Job
Copy the items below exactly as they are, leaving out the pictures.

Recorded data
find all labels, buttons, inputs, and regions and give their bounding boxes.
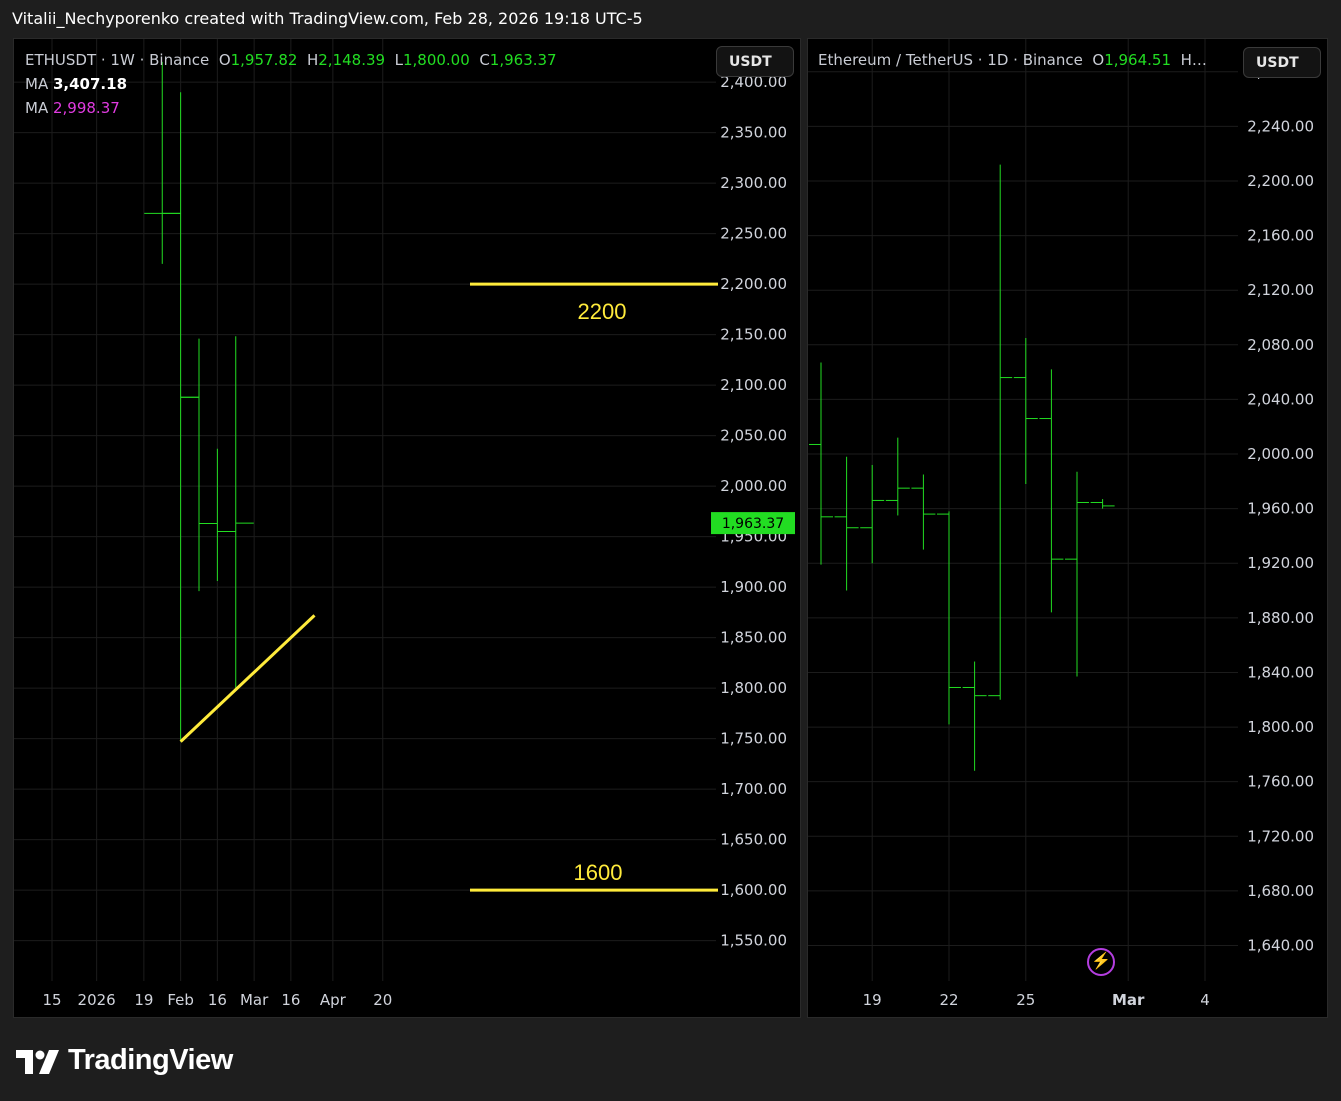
x-tick-label: 19	[863, 991, 882, 1009]
y-tick-label: 1,900.00	[720, 578, 787, 596]
daily-legend: Ethereum / TetherUS · 1D · Binance O1,96…	[818, 51, 1207, 69]
daily-open-value: 1,964.51	[1104, 51, 1171, 69]
y-tick-label: 2,240.00	[1247, 117, 1314, 135]
x-tick-label: 2026	[78, 991, 116, 1009]
y-tick-label: 1,880.00	[1247, 609, 1314, 627]
y-tick-label: 2,250.00	[720, 225, 787, 243]
y-tick-label: 1,650.00	[720, 831, 787, 849]
y-tick-label: 1,640.00	[1247, 937, 1314, 955]
ma1-label: MA	[25, 75, 49, 93]
y-tick-label: 2,200.00	[720, 275, 787, 293]
tradingview-logo-icon	[16, 1049, 59, 1074]
y-tick-label: 2,300.00	[720, 174, 787, 192]
tradingview-logo[interactable]: TradingView	[16, 1044, 233, 1077]
level-label: 2200	[578, 299, 627, 324]
x-tick-label: 22	[939, 991, 958, 1009]
x-tick-label: 20	[373, 991, 392, 1009]
weekly-symbol-label[interactable]: ETHUSDT · 1W · Binance	[25, 51, 209, 69]
daily-truncated-legend: H…	[1180, 51, 1207, 69]
x-tick-label: 16	[281, 991, 300, 1009]
y-tick-label: 2,350.00	[720, 124, 787, 142]
y-tick-label: 2,100.00	[720, 376, 787, 394]
y-tick-label: 2,200.00	[1247, 172, 1314, 190]
y-tick-label: 1,800.00	[720, 679, 787, 697]
weekly-low-value: 1,800.00	[402, 51, 470, 69]
y-tick-label: 2,120.00	[1247, 281, 1314, 299]
last-price-label: 1,963.37	[722, 516, 784, 532]
x-tick-label: 25	[1016, 991, 1035, 1009]
tradingview-wordmark: TradingView	[68, 1044, 233, 1076]
chart-caption: Vitalii_Nechyporenko created with Tradin…	[12, 9, 643, 28]
y-tick-label: 2,150.00	[720, 326, 787, 344]
y-tick-label: 1,850.00	[720, 629, 787, 647]
y-tick-label: 1,840.00	[1247, 663, 1314, 681]
ma1-value: 3,407.18	[52, 75, 128, 93]
y-tick-label: 1,700.00	[720, 780, 787, 798]
y-tick-label: 1,750.00	[720, 730, 787, 748]
weekly-open-value: 1,957.82	[230, 51, 298, 69]
x-tick-label: 4	[1200, 991, 1210, 1009]
y-tick-label: 2,000.00	[720, 477, 787, 495]
y-tick-label: 2,040.00	[1247, 390, 1314, 408]
ma2-label: MA	[25, 99, 49, 117]
weekly-chart-svg[interactable]: 15 2026 19 Feb 16 Mar 16 Apr 202,400.002,350.002…	[14, 39, 800, 1017]
y-tick-label: 2,080.00	[1247, 336, 1314, 354]
x-tick-label: Feb	[167, 991, 194, 1009]
daily-symbol-label[interactable]: Ethereum / TetherUS · 1D · Binance	[818, 51, 1083, 69]
level-label: 1600	[574, 860, 623, 885]
daily-chart-svg[interactable]: 192225Mar42,280.002,240.002,200.002,160.…	[808, 39, 1327, 1017]
y-tick-label: 1,550.00	[720, 932, 787, 950]
x-tick-label: Mar	[1112, 991, 1145, 1009]
trendline	[179, 614, 316, 743]
currency-button-weekly[interactable]: USDT	[716, 46, 794, 77]
ma1-legend[interactable]: MA 3,407.18	[25, 75, 127, 93]
x-tick-label: 19	[134, 991, 153, 1009]
x-tick-label: Apr	[320, 991, 347, 1009]
weekly-legend: ETHUSDT · 1W · Binance O1,957.82 H2,148.…	[25, 51, 557, 69]
y-tick-label: 1,920.00	[1247, 554, 1314, 572]
y-tick-label: 1,960.00	[1247, 500, 1314, 518]
y-tick-label: 1,680.00	[1247, 882, 1314, 900]
x-tick-label: 16	[208, 991, 227, 1009]
ma2-legend[interactable]: MA 2,998.37	[25, 99, 120, 117]
y-tick-label: 1,800.00	[1247, 718, 1314, 736]
weekly-high-value: 2,148.39	[318, 51, 386, 69]
lightning-icon[interactable]: ⚡	[1087, 948, 1115, 976]
y-tick-label: 2,000.00	[1247, 445, 1314, 463]
y-tick-label: 1,720.00	[1247, 827, 1314, 845]
daily-chart-pane[interactable]: 192225Mar42,280.002,240.002,200.002,160.…	[807, 38, 1328, 1018]
weekly-chart-pane[interactable]: 15 2026 19 Feb 16 Mar 16 Apr 20 2,400.00 2,350.00 2…	[13, 38, 801, 1018]
y-tick-label: 2,160.00	[1247, 227, 1314, 245]
ma2-value: 2,998.37	[52, 99, 120, 117]
y-tick-label: 1,600.00	[720, 881, 787, 899]
x-tick-label: Mar	[240, 991, 269, 1009]
weekly-close-value: 1,963.37	[489, 51, 557, 69]
x-tick-label: 15	[42, 991, 61, 1009]
y-tick-label: 2,050.00	[720, 427, 787, 445]
currency-button-daily[interactable]: USDT	[1243, 47, 1321, 78]
y-tick-label: 1,760.00	[1247, 773, 1314, 791]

Complete response
find all labels, buttons, inputs, and regions and give their bounding boxes.
x-tick-label: 19	[863, 991, 882, 1009]
y-tick-label: 1,900.00	[720, 578, 787, 596]
daily-legend: Ethereum / TetherUS · 1D · Binance O1,96…	[818, 51, 1207, 69]
daily-open-value: 1,964.51	[1104, 51, 1171, 69]
y-tick-label: 2,240.00	[1247, 117, 1314, 135]
x-tick-label: 2026	[78, 991, 116, 1009]
y-tick-label: 1,880.00	[1247, 609, 1314, 627]
y-tick-label: 2,250.00	[720, 225, 787, 243]
y-tick-label: 1,650.00	[720, 831, 787, 849]
y-tick-label: 1,640.00	[1247, 937, 1314, 955]
ma1-label: MA	[25, 75, 49, 93]
y-tick-label: 2,200.00	[720, 275, 787, 293]
tradingview-logo-icon	[16, 1049, 59, 1074]
y-tick-label: 2,300.00	[720, 174, 787, 192]
tradingview-logo[interactable]: TradingView	[16, 1044, 233, 1077]
level-label: 2200	[578, 299, 627, 324]
x-tick-label: 22	[939, 991, 958, 1009]
x-tick-label: 20	[373, 991, 392, 1009]
weekly-symbol-label[interactable]: ETHUSDT · 1W · Binance	[25, 51, 209, 69]
daily-truncated-legend: H…	[1180, 51, 1207, 69]
x-tick-label: 16	[281, 991, 300, 1009]
y-tick-label: 2,350.00	[720, 124, 787, 142]
y-tick-label: 2,100.00	[720, 376, 787, 394]
y-tick-label: 2,200.00	[1247, 172, 1314, 190]
y-tick-label: 1,800.00	[720, 679, 787, 697]
weekly-low-value: 1,800.00	[402, 51, 470, 69]
y-tick-label: 2,120.00	[1247, 281, 1314, 299]
last-price-label: 1,963.37	[722, 516, 784, 532]
x-tick-label: 25	[1016, 991, 1035, 1009]
tradingview-wordmark: TradingView	[68, 1044, 233, 1076]
chart-caption: Vitalii_Nechyporenko created with Tradin…	[12, 9, 643, 28]
y-tick-label: 2,150.00	[720, 326, 787, 344]
y-tick-label: 1,850.00	[720, 629, 787, 647]
y-tick-label: 1,840.00	[1247, 663, 1314, 681]
ma1-value: 3,407.18	[52, 75, 128, 93]
y-tick-label: 1,700.00	[720, 780, 787, 798]
y-tick-label: 1,750.00	[720, 730, 787, 748]
weekly-open-value: 1,957.82	[230, 51, 298, 69]
x-tick-label: 4	[1200, 991, 1210, 1009]
y-tick-label: 2,000.00	[720, 477, 787, 495]
y-tick-label: 2,040.00	[1247, 390, 1314, 408]
ma2-label: MA	[25, 99, 49, 117]
weekly-chart-svg[interactable]: 15 2026 19 Feb 16 Mar 16 Apr 202,400.002,350.002…	[14, 39, 800, 1017]
y-tick-label: 2,080.00	[1247, 336, 1314, 354]
x-tick-label: Feb	[167, 991, 194, 1009]
daily-symbol-label[interactable]: Ethereum / TetherUS · 1D · Binance	[818, 51, 1083, 69]
level-label: 1600	[574, 860, 623, 885]
daily-chart-svg[interactable]: 192225Mar42,280.002,240.002,200.002,160.…	[808, 39, 1327, 1017]
y-tick-label: 1,550.00	[720, 932, 787, 950]
x-tick-label: Mar	[1112, 991, 1145, 1009]
trendline	[179, 614, 316, 743]
currency-button-weekly[interactable]: USDT	[716, 46, 794, 77]
ma1-legend[interactable]: MA 3,407.18	[25, 75, 127, 93]
x-tick-label: 19	[134, 991, 153, 1009]
x-tick-label: Apr	[320, 991, 347, 1009]
weekly-legend: ETHUSDT · 1W · Binance O1,957.82 H2,148.…	[25, 51, 557, 69]
y-tick-label: 1,920.00	[1247, 554, 1314, 572]
y-tick-label: 1,960.00	[1247, 500, 1314, 518]
y-tick-label: 1,680.00	[1247, 882, 1314, 900]
x-tick-label: 16	[208, 991, 227, 1009]
ma2-legend[interactable]: MA 2,998.37	[25, 99, 120, 117]
y-tick-label: 1,800.00	[1247, 718, 1314, 736]
weekly-high-value: 2,148.39	[318, 51, 386, 69]
lightning-icon[interactable]: ⚡	[1087, 948, 1115, 976]
y-tick-label: 2,000.00	[1247, 445, 1314, 463]
y-tick-label: 1,720.00	[1247, 827, 1314, 845]
daily-chart-pane[interactable]: 192225Mar42,280.002,240.002,200.002,160.…	[807, 38, 1328, 1018]
weekly-chart-pane[interactable]: 15 2026 19 Feb 16 Mar 16 Apr 20 2,400.00 2,350.00 2…	[13, 38, 801, 1018]
y-tick-label: 2,160.00	[1247, 227, 1314, 245]
ma2-value: 2,998.37	[52, 99, 120, 117]
y-tick-label: 1,600.00	[720, 881, 787, 899]
x-tick-label: Mar	[240, 991, 269, 1009]
weekly-close-value: 1,963.37	[489, 51, 557, 69]
x-tick-label: 15	[42, 991, 61, 1009]
y-tick-label: 2,050.00	[720, 427, 787, 445]
currency-button-daily[interactable]: USDT	[1243, 47, 1321, 78]
y-tick-label: 1,760.00	[1247, 773, 1314, 791]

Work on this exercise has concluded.